*Exercise materials*:
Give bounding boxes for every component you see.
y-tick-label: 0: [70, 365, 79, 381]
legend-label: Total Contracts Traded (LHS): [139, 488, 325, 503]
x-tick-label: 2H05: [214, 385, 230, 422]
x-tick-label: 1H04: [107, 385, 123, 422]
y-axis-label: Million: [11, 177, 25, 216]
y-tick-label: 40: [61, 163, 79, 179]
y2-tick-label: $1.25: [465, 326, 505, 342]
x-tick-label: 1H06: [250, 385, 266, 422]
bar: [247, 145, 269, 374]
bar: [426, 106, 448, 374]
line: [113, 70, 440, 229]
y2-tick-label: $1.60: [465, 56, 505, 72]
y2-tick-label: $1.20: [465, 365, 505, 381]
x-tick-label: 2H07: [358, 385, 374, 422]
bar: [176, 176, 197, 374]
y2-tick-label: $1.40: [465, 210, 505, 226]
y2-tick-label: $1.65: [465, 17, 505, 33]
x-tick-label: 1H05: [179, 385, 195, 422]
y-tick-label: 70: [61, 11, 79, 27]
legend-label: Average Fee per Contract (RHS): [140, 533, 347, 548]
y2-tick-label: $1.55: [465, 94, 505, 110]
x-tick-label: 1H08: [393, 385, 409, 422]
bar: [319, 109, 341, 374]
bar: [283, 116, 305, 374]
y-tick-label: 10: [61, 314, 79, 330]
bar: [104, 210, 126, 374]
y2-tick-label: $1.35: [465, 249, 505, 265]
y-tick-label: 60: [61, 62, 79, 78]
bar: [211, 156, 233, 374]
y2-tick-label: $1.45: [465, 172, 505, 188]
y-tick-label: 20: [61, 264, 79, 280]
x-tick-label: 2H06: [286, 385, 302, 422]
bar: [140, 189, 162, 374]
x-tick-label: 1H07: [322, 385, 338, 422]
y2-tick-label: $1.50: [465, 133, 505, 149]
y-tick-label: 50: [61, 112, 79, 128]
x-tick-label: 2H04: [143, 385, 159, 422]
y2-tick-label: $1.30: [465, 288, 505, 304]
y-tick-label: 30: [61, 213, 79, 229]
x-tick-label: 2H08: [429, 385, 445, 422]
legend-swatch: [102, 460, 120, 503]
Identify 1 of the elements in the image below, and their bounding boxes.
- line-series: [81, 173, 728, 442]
--
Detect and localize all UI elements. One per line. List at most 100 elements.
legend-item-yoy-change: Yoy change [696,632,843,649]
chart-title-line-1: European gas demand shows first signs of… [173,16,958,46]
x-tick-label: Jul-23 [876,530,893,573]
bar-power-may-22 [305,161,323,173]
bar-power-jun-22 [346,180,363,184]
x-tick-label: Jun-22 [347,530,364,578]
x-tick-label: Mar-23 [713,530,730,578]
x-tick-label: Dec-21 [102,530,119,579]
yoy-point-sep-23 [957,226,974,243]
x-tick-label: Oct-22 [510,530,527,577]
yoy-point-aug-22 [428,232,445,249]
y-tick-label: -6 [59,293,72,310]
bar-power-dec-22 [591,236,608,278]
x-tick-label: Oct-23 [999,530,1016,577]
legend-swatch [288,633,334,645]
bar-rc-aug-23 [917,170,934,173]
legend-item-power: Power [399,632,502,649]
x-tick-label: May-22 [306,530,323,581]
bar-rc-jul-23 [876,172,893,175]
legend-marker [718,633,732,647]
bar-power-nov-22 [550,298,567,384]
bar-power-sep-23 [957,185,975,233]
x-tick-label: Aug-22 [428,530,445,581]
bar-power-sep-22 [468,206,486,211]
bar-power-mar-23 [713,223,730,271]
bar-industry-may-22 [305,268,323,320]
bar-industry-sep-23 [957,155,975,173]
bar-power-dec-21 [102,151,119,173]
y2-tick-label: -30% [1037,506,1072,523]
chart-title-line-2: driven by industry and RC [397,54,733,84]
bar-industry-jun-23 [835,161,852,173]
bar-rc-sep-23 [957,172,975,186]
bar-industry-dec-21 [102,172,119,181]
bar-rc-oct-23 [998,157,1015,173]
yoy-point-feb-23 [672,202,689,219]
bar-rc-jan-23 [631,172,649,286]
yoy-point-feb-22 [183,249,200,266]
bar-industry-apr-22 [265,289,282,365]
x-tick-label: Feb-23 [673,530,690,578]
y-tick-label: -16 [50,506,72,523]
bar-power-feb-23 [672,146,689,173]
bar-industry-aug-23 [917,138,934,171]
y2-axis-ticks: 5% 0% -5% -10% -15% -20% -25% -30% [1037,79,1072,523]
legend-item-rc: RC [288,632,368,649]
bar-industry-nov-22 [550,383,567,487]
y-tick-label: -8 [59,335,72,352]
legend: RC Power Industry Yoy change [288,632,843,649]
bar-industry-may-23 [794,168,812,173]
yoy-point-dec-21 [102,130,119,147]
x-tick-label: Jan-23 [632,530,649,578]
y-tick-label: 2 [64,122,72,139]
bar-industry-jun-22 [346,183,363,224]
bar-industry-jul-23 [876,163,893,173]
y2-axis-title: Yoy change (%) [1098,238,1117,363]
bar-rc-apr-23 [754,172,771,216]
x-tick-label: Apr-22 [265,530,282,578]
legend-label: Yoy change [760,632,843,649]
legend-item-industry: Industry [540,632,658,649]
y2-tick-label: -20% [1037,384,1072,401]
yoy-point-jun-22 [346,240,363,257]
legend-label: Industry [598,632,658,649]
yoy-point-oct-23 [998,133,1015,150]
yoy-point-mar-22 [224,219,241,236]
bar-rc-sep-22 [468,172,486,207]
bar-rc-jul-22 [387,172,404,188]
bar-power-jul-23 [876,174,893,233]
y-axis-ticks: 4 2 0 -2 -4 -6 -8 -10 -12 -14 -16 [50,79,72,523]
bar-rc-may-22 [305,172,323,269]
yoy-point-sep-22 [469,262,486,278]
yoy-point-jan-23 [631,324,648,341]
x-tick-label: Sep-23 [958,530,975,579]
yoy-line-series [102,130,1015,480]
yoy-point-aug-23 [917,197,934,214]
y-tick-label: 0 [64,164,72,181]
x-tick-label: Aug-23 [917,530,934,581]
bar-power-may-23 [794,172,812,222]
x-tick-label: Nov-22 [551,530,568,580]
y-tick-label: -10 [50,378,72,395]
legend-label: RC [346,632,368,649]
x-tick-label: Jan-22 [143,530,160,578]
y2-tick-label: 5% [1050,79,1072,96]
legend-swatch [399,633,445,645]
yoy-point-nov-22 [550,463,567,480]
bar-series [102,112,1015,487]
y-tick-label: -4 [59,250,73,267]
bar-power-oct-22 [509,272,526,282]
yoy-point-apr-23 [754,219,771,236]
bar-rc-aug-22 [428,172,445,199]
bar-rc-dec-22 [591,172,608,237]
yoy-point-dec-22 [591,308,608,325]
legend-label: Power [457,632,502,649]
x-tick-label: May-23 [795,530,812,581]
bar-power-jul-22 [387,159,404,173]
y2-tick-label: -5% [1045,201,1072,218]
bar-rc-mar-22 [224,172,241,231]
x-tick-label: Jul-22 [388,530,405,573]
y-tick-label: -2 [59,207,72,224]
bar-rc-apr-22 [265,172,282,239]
==
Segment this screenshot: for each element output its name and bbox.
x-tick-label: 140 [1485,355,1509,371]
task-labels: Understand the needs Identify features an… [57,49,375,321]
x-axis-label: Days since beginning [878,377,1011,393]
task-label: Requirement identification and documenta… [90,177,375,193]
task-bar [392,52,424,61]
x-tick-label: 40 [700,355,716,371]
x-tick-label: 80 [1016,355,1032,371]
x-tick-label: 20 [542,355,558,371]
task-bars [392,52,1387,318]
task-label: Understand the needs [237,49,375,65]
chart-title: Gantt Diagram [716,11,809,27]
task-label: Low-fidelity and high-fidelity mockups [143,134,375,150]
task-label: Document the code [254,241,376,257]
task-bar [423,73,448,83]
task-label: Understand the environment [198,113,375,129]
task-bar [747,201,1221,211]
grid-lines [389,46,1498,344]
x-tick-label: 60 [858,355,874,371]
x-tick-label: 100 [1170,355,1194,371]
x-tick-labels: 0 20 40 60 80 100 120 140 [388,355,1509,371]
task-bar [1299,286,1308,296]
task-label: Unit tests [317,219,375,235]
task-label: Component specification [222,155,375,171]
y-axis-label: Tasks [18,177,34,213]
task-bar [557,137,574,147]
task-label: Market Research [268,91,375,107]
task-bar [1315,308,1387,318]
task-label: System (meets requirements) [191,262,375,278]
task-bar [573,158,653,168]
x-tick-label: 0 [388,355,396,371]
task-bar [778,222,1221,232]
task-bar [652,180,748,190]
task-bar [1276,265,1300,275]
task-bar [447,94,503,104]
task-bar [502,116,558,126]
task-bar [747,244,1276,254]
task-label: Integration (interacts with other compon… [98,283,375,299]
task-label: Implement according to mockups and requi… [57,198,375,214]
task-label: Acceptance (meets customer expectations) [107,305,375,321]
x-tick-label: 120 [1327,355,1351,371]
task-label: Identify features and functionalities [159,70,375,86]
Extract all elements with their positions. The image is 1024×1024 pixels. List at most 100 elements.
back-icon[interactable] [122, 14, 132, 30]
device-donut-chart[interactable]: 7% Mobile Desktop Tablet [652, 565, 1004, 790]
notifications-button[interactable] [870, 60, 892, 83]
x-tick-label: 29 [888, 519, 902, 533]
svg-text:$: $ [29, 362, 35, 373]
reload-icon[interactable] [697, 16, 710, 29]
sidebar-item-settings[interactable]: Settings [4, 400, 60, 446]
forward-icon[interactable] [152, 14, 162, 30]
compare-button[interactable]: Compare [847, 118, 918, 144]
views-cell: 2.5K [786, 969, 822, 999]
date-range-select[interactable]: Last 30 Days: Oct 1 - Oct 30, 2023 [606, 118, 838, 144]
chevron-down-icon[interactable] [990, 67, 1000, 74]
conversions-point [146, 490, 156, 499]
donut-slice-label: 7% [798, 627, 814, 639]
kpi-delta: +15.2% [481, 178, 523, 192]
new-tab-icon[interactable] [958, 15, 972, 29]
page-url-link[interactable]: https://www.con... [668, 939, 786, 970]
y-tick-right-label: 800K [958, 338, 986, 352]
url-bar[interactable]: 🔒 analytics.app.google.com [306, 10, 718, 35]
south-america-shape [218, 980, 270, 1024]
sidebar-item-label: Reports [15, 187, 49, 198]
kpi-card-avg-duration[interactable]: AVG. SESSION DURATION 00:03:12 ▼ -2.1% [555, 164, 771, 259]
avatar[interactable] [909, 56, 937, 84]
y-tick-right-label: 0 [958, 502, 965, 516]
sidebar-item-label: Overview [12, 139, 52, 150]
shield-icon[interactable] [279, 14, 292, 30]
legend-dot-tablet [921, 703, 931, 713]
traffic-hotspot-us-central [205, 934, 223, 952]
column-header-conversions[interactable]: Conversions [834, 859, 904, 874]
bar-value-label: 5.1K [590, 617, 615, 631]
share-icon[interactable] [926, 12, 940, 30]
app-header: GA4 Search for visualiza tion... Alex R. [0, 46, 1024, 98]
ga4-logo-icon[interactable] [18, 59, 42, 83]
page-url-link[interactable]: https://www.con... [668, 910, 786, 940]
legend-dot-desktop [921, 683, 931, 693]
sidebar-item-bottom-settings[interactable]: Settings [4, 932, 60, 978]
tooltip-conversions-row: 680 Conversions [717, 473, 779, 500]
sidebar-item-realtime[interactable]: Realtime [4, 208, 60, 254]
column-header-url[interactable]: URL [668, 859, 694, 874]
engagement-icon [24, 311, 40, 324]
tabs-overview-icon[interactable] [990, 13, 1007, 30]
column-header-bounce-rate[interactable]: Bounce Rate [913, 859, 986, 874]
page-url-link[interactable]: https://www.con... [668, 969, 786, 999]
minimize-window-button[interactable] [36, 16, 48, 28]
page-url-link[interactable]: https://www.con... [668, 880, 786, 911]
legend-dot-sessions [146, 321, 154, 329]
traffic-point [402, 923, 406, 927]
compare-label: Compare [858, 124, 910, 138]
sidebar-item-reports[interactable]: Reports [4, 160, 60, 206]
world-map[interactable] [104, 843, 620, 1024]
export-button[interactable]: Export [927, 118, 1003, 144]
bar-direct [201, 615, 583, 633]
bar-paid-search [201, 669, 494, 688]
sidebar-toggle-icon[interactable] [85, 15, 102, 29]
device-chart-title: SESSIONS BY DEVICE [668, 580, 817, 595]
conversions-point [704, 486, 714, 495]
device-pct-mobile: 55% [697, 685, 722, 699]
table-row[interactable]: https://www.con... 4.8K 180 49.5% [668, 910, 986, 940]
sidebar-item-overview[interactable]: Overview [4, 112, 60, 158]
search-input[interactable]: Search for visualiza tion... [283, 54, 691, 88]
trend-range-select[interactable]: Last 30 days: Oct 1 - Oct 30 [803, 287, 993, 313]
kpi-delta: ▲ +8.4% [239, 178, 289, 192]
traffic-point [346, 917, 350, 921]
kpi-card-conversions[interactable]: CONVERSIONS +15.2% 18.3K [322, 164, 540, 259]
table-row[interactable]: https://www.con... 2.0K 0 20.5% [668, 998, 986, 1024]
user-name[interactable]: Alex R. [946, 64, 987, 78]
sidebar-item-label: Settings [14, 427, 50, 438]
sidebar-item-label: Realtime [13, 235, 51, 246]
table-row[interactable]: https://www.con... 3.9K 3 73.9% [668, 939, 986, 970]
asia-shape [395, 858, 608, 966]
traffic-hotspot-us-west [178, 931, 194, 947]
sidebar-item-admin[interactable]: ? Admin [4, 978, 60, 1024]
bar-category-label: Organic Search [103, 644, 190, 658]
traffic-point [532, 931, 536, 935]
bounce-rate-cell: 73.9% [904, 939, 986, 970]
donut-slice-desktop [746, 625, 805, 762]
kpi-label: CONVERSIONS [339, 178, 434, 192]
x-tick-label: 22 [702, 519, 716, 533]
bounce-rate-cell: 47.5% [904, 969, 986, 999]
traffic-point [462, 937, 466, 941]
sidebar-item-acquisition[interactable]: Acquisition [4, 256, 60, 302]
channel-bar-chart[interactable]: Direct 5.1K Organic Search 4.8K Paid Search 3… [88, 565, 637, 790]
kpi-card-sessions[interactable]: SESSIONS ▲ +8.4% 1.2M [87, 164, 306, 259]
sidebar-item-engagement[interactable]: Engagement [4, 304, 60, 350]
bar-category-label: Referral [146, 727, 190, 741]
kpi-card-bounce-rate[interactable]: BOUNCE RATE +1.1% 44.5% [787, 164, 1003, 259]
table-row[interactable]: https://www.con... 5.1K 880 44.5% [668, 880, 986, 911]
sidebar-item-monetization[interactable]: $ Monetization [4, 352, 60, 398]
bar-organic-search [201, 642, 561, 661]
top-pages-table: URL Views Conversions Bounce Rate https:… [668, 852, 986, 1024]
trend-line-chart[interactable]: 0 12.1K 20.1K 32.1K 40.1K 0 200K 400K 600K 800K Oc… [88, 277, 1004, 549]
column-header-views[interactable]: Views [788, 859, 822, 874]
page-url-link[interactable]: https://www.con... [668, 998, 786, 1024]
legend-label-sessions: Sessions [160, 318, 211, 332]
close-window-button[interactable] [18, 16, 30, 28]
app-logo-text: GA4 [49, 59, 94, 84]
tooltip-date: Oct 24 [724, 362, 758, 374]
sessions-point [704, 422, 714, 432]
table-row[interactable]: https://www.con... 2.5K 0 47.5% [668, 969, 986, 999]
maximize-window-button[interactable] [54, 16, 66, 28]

*Challenge*: Reproduce the stretch of the records from the line that contains "Detect and localize" through the line that contains "bar-power-jun-22 [346,180,363,184]", keeping every character as it appears.

*Problem solution*:
Detect and localize all UI elements. One per line. List at most 100 elements.
legend-item-yoy-change: Yoy change [696,632,843,649]
chart-title-line-1: European gas demand shows first signs of… [173,16,958,46]
x-tick-label: Jul-23 [876,530,893,573]
bar-power-may-22 [305,161,323,173]
bar-power-jun-22 [346,180,363,184]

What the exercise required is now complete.